WRITTEN PROBLEM. Extract every line below, verbatim.

Data entries for graphics.
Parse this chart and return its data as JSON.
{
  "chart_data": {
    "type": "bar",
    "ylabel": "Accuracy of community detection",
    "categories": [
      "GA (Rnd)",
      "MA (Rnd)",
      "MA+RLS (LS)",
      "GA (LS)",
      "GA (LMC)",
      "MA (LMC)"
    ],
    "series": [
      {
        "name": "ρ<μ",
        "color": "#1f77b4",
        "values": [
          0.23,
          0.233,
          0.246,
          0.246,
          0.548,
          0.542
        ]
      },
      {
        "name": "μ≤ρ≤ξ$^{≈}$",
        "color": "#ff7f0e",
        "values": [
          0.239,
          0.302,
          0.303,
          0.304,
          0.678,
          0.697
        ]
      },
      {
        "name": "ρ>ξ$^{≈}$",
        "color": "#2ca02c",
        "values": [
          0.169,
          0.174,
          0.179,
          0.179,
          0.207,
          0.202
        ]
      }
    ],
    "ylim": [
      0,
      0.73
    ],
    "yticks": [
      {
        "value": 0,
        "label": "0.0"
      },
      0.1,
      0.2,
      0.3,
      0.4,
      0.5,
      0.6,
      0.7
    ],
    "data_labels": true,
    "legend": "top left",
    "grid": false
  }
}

FULL RESPONSE.
Parse this chart and return its data as JSON.
{
  "chart_data": {
    "type": "bar",
    "ylabel": "Accuracy of community detection",
    "categories": [
      "GA (Rnd)",
      "MA (Rnd)",
      "MA+RLS (LS)",
      "GA (LS)",
      "GA (LMC)",
      "MA (LMC)"
    ],
    "series": [
      {
        "name": "ρ<μ",
        "color": "#1f77b4",
        "values": [
          0.23,
          0.233,
          0.246,
          0.246,
          0.548,
          0.542
        ]
      },
      {
        "name": "μ≤ρ≤ξ$^{≈}$",
        "color": "#ff7f0e",
        "values": [
          0.239,
          0.302,
          0.303,
          0.304,
          0.678,
          0.697
        ]
      },
      {
        "name": "ρ>ξ$^{≈}$",
        "color": "#2ca02c",
        "values": [
          0.169,
          0.174,
          0.179,
          0.179,
          0.207,
          0.202
        ]
      }
    ],
    "ylim": [
      0,
      0.73
    ],
    "yticks": [
      {
        "value": 0,
        "label": "0.0"
      },
      0.1,
      0.2,
      0.3,
      0.4,
      0.5,
      0.6,
      0.7
    ],
    "data_labels": true,
    "legend": "top left",
    "grid": false
  }
}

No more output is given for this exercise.